Begin
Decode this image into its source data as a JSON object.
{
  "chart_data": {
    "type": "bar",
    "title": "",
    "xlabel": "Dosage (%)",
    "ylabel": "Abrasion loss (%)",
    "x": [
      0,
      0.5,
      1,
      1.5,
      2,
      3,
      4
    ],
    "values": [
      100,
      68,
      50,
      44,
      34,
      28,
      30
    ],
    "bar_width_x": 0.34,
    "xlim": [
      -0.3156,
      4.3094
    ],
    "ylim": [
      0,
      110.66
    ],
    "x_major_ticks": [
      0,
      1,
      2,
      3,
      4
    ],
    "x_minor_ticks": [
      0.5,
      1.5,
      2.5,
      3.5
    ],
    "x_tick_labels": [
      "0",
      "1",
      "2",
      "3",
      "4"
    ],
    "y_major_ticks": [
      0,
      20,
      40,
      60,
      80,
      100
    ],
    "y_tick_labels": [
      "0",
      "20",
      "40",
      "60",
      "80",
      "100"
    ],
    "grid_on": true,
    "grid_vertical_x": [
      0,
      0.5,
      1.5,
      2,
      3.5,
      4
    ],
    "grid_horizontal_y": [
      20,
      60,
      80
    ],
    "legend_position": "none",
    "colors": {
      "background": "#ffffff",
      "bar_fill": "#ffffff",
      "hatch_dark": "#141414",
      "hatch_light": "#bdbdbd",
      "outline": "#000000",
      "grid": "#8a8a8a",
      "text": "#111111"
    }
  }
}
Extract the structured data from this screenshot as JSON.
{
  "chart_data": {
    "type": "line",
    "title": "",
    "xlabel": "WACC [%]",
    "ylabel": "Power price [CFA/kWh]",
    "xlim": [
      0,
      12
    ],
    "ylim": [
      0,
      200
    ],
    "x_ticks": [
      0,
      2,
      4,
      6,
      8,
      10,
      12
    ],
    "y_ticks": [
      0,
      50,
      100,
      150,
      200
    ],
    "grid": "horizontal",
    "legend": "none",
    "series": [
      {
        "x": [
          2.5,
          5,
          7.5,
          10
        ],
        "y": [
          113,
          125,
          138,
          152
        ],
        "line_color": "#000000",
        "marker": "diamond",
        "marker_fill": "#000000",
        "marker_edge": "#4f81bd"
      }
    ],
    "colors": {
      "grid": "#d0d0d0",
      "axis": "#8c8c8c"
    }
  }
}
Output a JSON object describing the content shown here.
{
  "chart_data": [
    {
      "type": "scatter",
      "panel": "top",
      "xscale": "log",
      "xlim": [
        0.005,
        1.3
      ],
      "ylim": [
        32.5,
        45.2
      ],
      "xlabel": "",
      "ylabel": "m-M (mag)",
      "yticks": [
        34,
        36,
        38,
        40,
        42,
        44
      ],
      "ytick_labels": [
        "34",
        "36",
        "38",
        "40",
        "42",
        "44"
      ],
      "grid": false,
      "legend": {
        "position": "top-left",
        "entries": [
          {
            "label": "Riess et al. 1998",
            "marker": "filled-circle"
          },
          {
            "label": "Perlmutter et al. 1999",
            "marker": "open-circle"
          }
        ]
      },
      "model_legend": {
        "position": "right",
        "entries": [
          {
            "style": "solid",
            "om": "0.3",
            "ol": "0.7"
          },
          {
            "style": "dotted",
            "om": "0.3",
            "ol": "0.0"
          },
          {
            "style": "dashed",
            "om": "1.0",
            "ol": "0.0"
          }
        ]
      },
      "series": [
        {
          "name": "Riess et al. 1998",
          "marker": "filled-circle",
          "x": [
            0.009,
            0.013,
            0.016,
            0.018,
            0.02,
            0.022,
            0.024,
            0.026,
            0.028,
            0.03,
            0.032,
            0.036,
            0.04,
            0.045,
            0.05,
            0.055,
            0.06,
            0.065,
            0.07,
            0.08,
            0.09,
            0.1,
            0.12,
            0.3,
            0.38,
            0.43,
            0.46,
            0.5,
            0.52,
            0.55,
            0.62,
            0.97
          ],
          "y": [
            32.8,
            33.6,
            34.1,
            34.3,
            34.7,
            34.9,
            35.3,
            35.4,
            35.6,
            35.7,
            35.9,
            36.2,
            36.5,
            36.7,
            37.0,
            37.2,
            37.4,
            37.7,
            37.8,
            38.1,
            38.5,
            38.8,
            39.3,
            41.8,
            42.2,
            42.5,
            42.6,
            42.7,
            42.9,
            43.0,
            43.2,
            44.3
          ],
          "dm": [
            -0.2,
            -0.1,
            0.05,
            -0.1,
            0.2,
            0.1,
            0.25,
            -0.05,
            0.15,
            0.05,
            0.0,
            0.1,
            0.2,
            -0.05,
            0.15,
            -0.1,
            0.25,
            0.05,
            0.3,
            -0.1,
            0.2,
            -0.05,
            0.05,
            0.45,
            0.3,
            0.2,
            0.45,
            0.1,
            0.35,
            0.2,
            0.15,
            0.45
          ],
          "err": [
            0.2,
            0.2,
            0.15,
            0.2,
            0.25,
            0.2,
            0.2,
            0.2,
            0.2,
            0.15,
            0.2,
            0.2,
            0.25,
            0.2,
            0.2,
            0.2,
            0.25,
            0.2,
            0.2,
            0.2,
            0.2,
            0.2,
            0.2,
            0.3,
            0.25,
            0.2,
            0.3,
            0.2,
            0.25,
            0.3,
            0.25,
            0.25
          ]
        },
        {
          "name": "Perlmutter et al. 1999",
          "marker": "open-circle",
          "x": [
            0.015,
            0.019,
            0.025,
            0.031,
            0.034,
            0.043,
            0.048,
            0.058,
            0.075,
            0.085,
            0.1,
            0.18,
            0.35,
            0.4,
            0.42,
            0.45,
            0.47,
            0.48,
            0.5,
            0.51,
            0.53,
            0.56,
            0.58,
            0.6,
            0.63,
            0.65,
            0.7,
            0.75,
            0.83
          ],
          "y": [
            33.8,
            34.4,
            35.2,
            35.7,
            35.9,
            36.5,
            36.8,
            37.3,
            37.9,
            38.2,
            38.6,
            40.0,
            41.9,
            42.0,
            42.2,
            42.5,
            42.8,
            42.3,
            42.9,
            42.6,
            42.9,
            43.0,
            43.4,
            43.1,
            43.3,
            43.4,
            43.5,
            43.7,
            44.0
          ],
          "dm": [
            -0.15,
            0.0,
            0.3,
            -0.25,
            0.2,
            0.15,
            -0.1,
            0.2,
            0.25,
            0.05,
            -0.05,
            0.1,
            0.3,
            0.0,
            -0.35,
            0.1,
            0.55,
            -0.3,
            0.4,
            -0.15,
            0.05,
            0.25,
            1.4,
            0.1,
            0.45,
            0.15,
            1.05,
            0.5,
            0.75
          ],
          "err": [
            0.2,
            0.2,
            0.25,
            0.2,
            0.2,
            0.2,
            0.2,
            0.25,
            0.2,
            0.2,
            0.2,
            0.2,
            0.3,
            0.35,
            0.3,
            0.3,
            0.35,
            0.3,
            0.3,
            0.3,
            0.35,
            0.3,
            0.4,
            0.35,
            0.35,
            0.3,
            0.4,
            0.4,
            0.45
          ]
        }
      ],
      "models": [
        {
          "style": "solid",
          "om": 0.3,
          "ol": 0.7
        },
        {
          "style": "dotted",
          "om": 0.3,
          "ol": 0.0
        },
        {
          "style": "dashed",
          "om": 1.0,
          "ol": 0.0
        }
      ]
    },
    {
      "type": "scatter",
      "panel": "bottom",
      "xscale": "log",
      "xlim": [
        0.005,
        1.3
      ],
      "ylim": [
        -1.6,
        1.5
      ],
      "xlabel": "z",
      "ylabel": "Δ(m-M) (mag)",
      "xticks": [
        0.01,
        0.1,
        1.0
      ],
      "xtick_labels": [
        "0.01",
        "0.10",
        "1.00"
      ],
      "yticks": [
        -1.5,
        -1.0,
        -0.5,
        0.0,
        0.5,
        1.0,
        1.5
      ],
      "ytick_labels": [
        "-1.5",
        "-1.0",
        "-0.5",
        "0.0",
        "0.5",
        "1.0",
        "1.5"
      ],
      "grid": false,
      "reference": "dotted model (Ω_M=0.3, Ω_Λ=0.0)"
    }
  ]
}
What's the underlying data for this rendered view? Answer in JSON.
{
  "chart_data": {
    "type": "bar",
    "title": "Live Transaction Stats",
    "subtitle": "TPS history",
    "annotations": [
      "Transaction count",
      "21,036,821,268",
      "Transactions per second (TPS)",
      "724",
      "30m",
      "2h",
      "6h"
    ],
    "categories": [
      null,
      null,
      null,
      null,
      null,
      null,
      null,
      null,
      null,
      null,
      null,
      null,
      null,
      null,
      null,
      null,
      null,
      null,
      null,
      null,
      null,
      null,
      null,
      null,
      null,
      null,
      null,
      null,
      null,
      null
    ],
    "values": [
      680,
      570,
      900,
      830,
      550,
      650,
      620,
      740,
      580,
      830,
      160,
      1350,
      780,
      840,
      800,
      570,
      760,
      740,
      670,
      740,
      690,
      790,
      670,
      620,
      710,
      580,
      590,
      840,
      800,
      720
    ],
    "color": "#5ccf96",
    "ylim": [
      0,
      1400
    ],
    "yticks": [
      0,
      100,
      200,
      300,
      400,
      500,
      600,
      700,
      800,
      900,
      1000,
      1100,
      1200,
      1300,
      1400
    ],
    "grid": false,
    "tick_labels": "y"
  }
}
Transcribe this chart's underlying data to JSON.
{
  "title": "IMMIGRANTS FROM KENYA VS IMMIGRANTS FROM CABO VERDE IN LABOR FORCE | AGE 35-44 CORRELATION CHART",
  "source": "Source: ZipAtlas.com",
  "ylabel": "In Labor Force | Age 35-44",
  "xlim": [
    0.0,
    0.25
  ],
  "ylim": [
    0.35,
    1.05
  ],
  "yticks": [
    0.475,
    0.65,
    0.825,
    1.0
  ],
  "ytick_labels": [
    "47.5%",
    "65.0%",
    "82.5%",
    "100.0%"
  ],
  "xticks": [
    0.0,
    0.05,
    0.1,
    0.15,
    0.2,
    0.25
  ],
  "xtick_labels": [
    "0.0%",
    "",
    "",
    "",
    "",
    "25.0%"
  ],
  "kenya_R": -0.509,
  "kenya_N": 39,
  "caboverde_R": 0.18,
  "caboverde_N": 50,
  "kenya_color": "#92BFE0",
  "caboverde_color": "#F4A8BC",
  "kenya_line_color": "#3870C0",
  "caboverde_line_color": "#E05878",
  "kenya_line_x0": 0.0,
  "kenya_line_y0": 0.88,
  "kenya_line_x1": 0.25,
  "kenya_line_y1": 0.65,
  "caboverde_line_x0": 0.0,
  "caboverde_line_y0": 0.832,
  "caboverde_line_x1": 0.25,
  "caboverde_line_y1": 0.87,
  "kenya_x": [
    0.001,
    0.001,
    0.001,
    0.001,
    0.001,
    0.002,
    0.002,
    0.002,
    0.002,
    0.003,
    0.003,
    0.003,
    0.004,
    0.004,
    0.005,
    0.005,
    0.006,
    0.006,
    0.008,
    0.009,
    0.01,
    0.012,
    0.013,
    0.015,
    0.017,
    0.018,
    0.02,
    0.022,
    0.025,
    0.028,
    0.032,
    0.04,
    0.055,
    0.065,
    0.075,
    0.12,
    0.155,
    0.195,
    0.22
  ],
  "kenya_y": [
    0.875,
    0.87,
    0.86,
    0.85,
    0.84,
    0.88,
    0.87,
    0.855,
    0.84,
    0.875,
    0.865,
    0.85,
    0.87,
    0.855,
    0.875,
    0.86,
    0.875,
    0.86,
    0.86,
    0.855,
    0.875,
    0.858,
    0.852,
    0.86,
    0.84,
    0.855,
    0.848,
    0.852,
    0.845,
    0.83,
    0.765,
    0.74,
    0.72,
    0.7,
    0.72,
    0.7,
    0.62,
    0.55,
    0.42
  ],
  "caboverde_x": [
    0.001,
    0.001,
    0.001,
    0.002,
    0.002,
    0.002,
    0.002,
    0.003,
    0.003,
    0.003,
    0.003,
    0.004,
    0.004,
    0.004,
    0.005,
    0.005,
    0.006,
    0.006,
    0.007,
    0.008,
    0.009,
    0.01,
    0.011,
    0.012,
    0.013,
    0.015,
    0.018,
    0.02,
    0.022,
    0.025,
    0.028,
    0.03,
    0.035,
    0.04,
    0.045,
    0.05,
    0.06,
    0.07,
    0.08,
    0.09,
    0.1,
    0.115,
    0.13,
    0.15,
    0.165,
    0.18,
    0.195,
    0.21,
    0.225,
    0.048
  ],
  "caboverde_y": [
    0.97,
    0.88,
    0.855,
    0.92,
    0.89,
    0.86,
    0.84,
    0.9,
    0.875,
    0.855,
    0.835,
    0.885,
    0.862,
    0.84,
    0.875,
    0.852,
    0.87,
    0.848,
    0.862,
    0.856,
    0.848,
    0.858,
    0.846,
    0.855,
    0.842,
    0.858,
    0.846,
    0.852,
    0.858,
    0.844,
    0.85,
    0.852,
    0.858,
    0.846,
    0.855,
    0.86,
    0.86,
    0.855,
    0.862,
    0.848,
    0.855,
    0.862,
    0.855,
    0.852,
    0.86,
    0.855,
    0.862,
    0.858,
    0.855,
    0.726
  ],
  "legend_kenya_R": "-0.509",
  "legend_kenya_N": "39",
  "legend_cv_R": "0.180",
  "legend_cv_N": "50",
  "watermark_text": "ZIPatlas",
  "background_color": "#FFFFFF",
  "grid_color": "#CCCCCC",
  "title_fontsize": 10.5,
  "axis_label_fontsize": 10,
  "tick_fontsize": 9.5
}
End
◆ EXERCISE AIM:
Copy out every line in the entries above that holds "source".

◆ OUTPUT FOR THIS TASK:
Decode this image into its source data as a JSON object.
  "source": "Source: ZipAtlas.com",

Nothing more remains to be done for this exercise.